Entries with figure data
-.-.-
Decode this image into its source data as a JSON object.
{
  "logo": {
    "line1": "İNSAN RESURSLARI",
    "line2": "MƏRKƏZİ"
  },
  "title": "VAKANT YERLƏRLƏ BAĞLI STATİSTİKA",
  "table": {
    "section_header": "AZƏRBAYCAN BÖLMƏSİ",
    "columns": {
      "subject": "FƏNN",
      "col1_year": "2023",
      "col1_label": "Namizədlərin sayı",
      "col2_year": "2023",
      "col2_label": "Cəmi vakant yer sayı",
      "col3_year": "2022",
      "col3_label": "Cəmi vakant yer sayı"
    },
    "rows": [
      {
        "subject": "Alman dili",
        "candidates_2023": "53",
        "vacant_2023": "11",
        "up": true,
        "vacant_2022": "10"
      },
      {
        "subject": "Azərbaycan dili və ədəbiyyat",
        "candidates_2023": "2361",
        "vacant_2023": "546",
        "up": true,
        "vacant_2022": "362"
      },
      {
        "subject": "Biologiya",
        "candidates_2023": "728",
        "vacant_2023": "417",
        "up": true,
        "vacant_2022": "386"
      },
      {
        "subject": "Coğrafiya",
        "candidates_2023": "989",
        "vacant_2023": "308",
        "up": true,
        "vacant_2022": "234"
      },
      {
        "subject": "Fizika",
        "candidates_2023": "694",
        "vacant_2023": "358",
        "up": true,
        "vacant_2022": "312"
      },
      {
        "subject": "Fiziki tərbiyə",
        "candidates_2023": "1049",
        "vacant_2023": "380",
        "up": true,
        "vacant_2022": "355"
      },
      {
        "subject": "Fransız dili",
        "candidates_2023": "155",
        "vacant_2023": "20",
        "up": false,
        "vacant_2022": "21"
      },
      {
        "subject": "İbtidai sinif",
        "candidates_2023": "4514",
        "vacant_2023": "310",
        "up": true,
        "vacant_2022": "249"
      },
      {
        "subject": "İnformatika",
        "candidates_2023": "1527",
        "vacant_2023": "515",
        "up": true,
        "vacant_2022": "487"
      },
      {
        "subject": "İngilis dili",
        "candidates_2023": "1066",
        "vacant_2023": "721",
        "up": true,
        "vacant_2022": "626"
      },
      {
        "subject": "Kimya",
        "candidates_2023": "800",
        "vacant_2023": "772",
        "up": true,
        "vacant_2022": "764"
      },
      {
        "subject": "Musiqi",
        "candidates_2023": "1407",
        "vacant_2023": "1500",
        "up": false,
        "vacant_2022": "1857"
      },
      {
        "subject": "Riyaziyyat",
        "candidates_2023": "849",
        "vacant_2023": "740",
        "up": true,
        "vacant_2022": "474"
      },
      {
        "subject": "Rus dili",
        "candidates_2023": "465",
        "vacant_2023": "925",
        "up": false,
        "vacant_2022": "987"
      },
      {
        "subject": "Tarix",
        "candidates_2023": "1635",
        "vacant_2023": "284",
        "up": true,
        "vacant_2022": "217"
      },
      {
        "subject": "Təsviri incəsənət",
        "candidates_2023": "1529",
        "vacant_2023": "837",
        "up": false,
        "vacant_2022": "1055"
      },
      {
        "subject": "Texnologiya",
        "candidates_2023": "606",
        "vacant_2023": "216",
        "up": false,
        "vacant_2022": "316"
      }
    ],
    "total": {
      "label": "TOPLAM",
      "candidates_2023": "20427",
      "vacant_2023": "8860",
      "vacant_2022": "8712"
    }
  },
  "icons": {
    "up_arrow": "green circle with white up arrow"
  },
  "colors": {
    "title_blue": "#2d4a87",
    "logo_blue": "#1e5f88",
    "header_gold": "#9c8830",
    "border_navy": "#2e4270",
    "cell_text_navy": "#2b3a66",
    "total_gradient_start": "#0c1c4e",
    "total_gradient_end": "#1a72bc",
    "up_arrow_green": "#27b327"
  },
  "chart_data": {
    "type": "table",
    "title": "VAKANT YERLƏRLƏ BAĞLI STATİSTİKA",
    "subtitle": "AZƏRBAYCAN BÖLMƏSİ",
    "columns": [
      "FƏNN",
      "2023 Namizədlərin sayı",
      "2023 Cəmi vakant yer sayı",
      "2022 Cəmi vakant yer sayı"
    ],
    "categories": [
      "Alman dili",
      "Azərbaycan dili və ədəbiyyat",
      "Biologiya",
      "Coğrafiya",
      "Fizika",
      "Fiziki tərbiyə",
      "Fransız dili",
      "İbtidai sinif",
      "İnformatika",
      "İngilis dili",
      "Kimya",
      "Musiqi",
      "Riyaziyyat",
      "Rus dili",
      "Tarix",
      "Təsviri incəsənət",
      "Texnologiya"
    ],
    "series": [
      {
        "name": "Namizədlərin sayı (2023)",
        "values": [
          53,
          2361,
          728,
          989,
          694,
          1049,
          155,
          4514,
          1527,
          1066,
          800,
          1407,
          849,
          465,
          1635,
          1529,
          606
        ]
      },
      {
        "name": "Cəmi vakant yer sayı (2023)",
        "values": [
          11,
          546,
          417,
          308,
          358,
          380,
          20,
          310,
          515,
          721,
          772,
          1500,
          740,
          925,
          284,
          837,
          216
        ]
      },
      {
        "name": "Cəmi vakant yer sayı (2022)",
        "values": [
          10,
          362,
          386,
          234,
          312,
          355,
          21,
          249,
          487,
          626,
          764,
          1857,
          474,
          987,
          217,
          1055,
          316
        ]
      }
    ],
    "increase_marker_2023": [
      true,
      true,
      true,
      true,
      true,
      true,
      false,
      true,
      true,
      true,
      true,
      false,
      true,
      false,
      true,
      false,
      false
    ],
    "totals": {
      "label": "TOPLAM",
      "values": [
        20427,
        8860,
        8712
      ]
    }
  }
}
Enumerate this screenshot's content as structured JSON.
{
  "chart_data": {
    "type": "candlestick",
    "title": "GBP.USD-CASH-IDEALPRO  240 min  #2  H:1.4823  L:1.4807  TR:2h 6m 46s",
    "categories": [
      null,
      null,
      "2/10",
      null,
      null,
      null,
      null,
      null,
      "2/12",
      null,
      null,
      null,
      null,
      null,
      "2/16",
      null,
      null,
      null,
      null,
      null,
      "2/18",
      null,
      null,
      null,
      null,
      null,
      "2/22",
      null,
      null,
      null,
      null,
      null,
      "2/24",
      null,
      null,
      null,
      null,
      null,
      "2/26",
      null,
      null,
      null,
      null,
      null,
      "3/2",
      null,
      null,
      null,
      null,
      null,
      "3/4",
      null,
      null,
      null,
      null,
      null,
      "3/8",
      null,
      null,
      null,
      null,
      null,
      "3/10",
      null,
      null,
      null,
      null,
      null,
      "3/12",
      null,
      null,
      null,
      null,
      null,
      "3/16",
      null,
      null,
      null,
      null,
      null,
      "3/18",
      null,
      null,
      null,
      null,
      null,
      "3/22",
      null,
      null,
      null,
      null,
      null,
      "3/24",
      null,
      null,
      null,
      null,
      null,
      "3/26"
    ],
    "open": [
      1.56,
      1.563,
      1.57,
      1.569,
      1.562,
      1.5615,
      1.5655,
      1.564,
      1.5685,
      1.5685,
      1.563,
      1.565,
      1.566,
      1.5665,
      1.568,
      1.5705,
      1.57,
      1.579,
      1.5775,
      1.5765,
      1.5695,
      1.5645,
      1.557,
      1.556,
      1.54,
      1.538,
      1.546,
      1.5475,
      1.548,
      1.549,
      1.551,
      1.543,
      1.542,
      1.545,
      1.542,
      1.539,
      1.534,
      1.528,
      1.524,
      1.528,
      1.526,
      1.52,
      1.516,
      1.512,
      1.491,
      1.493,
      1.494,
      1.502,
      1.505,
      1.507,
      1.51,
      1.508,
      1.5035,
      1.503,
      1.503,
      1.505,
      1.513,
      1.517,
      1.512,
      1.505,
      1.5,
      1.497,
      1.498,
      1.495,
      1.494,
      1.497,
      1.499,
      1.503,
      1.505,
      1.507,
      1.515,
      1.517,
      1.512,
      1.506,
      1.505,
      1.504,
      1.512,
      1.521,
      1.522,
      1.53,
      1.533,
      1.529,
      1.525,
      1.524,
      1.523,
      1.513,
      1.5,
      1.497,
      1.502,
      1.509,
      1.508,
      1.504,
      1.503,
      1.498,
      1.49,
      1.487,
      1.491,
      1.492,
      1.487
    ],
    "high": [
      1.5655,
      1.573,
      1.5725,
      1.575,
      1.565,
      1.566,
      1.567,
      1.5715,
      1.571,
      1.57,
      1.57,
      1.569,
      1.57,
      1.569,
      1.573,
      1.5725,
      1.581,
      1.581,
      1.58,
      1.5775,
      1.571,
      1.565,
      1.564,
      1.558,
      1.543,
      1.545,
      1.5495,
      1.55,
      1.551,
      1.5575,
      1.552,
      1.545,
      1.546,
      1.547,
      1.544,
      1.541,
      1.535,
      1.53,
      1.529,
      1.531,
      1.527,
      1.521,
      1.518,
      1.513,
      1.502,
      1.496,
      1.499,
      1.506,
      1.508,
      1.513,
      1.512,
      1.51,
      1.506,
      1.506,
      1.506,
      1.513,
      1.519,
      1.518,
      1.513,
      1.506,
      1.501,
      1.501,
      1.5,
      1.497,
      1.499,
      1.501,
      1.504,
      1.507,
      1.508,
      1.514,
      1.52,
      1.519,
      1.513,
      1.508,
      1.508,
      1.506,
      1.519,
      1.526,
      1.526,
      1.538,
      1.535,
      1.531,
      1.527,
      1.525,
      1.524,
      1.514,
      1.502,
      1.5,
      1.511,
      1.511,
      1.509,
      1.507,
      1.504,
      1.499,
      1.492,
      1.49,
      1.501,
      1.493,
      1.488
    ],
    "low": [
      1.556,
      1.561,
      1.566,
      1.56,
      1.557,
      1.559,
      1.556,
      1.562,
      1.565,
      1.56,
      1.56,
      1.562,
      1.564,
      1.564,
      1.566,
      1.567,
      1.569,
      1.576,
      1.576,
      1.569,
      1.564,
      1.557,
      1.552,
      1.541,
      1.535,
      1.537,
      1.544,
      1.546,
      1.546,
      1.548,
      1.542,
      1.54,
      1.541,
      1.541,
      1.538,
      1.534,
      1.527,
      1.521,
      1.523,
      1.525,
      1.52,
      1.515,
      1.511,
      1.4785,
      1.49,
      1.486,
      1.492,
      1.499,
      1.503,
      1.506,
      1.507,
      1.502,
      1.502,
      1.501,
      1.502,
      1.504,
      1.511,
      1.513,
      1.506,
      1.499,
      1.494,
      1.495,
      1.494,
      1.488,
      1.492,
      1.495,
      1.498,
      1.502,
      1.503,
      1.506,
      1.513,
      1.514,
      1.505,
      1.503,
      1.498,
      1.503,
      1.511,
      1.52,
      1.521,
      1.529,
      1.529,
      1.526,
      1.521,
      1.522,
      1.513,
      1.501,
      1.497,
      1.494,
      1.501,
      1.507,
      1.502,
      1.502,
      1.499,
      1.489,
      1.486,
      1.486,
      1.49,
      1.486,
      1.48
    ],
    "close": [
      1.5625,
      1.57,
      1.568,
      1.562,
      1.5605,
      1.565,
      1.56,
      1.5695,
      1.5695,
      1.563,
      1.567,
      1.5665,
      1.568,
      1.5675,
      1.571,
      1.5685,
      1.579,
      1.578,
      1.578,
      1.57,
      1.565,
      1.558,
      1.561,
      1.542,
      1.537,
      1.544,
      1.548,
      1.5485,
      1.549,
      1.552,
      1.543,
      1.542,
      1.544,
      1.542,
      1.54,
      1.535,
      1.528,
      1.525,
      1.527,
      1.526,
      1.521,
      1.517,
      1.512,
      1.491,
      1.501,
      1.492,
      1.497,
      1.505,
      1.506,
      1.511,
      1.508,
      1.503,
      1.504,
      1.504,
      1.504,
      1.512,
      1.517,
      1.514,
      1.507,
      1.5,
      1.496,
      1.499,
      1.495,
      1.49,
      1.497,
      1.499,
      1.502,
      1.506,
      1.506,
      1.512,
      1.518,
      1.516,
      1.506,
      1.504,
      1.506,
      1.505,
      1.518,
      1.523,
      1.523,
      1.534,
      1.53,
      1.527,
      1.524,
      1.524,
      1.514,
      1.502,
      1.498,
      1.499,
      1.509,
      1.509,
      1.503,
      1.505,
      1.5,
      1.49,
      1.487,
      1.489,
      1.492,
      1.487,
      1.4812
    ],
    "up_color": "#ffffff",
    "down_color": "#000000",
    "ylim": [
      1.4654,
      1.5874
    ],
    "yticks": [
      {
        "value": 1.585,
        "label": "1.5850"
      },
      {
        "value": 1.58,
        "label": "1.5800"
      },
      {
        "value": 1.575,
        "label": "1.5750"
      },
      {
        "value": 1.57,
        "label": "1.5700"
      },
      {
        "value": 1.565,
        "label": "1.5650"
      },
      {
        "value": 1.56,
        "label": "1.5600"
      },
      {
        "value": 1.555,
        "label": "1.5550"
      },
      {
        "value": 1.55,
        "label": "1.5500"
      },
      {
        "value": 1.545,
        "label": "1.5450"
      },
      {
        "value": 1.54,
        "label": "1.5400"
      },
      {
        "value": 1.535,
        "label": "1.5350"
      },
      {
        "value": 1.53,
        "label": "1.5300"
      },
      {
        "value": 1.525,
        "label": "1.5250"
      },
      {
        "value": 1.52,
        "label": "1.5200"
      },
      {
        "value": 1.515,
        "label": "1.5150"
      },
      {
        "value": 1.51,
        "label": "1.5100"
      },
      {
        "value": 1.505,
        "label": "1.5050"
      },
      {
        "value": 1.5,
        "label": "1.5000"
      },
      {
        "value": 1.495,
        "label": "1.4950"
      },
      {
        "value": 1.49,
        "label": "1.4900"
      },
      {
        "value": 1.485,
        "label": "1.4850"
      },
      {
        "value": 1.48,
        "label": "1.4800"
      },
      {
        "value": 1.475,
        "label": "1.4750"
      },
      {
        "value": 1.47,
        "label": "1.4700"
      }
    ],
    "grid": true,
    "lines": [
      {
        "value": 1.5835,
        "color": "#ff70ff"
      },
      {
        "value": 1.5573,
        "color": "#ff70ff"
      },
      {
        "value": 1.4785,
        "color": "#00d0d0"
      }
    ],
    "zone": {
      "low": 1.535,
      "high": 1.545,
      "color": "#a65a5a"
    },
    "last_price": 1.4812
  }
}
-.-.-
:: GIVEN INSTRUCTION ::
Collect the lines that hold "sayı".

:: SOLUTION TO THIS TASK ::
      "col1_label": "Namizədlərin sayı",
      "col2_label": "Cəmi vakant yer sayı",
      "col3_label": "Cəmi vakant yer sayı"
      "2023 Namizədlərin sayı",
      "2023 Cəmi vakant yer sayı",
      "2022 Cəmi vakant yer sayı"
        "name": "Namizədlərin sayı (2023)",
        "name": "Cəmi vakant yer sayı (2023)",
        "name": "Cəmi vakant yer sayı (2022)",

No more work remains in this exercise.